◆ What is asked
Each line that includes the string "this" counts once; give the total and nothing else.

◆ Extracted data
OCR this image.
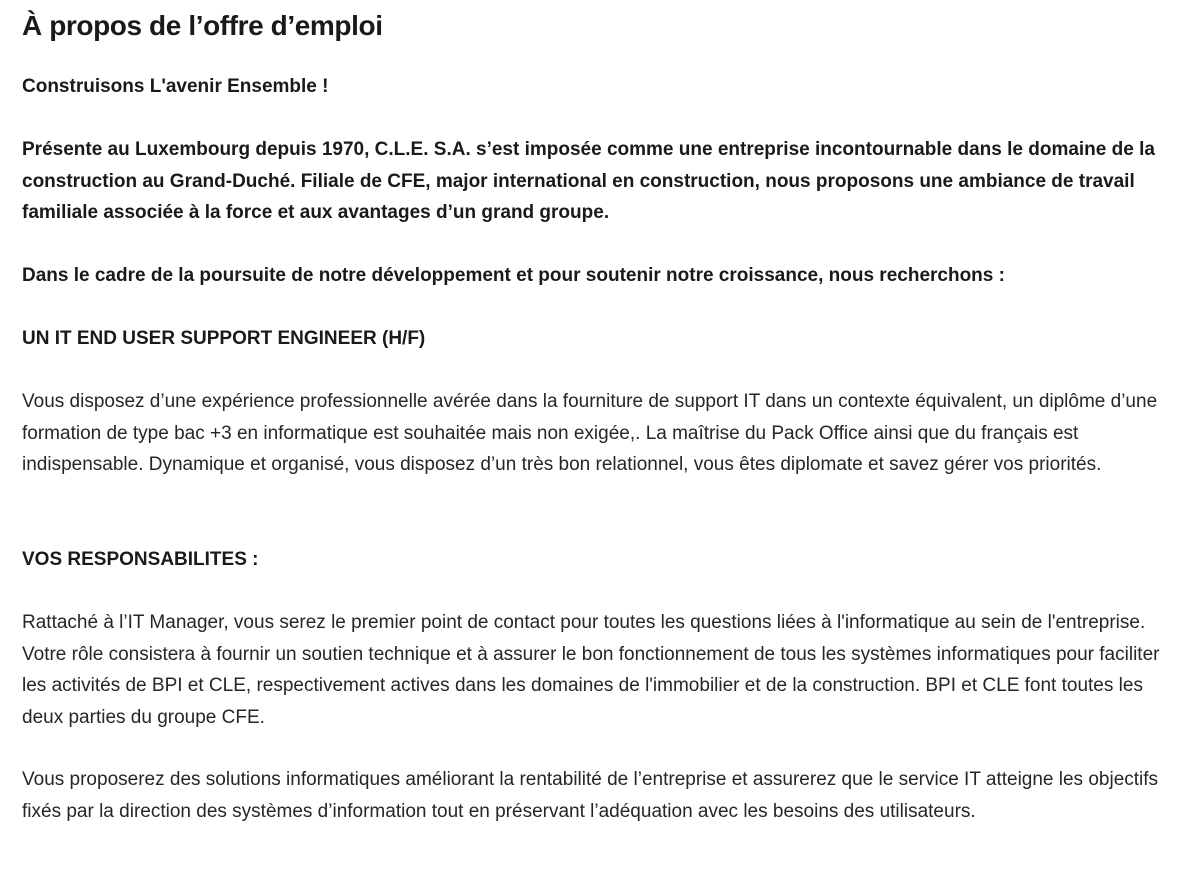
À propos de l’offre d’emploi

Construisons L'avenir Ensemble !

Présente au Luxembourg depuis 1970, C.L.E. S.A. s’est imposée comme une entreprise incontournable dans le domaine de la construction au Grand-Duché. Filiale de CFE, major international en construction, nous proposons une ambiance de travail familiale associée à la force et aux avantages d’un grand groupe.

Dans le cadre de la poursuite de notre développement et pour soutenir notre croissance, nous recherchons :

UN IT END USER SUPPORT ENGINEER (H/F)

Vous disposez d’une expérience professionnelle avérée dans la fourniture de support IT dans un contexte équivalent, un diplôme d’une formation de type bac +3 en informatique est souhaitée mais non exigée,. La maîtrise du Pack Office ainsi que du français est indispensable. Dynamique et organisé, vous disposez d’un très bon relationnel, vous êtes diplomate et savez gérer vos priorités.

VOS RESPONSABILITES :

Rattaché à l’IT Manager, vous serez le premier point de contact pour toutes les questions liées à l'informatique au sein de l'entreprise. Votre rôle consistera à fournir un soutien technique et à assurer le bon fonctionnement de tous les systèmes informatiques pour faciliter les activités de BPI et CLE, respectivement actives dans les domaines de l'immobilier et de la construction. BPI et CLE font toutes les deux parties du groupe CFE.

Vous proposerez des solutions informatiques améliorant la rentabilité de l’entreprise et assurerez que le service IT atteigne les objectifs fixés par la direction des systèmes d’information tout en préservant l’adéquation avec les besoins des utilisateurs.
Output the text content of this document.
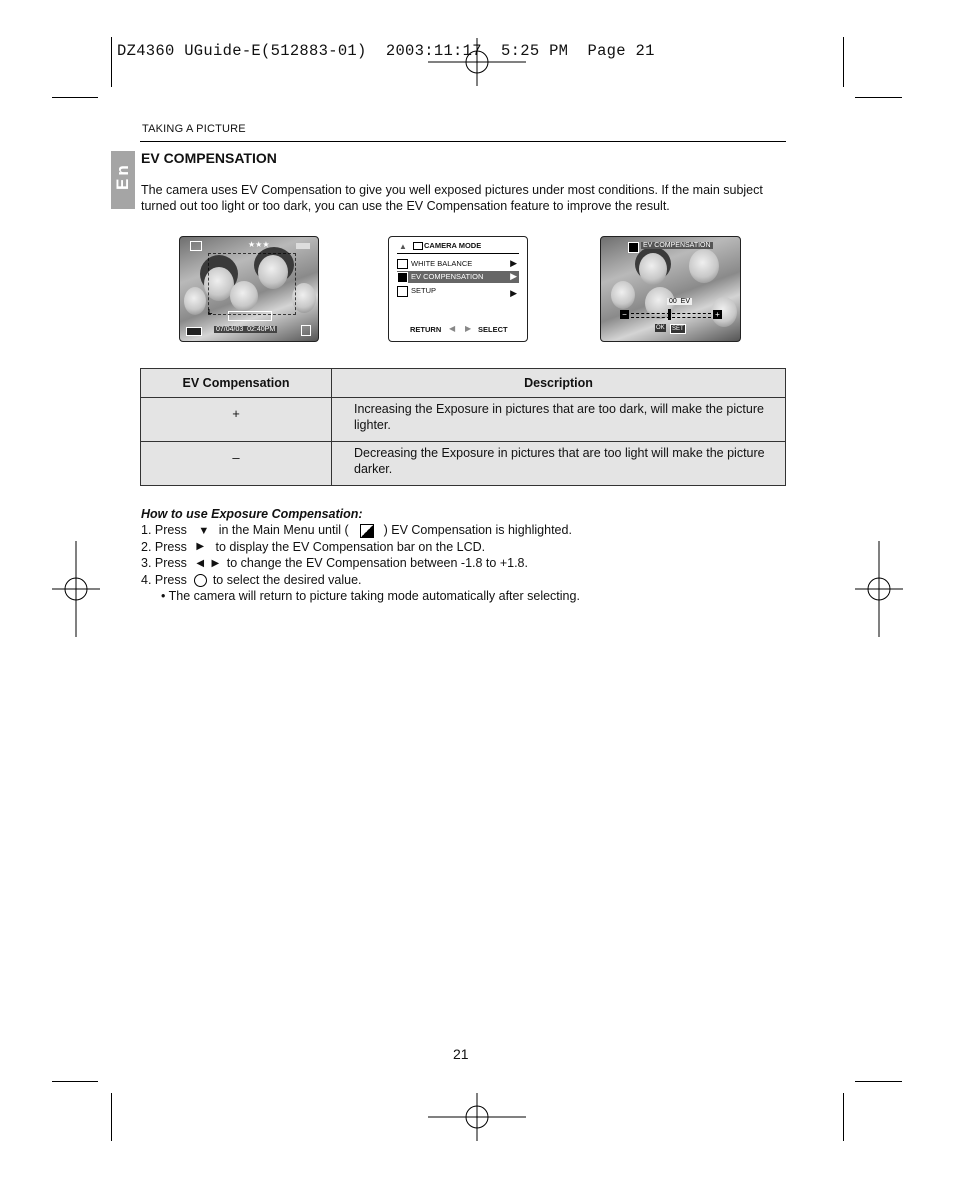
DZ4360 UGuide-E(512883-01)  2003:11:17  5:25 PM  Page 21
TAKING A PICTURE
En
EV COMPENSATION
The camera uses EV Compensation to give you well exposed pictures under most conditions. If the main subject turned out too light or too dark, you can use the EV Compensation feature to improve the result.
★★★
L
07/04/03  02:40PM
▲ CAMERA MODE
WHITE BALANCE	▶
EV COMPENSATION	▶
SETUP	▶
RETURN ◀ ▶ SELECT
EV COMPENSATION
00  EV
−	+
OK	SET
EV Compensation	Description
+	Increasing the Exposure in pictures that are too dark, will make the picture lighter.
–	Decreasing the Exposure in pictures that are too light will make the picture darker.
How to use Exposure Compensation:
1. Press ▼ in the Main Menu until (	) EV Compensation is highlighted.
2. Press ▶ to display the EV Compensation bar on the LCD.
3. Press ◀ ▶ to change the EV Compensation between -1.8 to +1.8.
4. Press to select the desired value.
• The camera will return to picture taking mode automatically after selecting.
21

◆ Written solution
2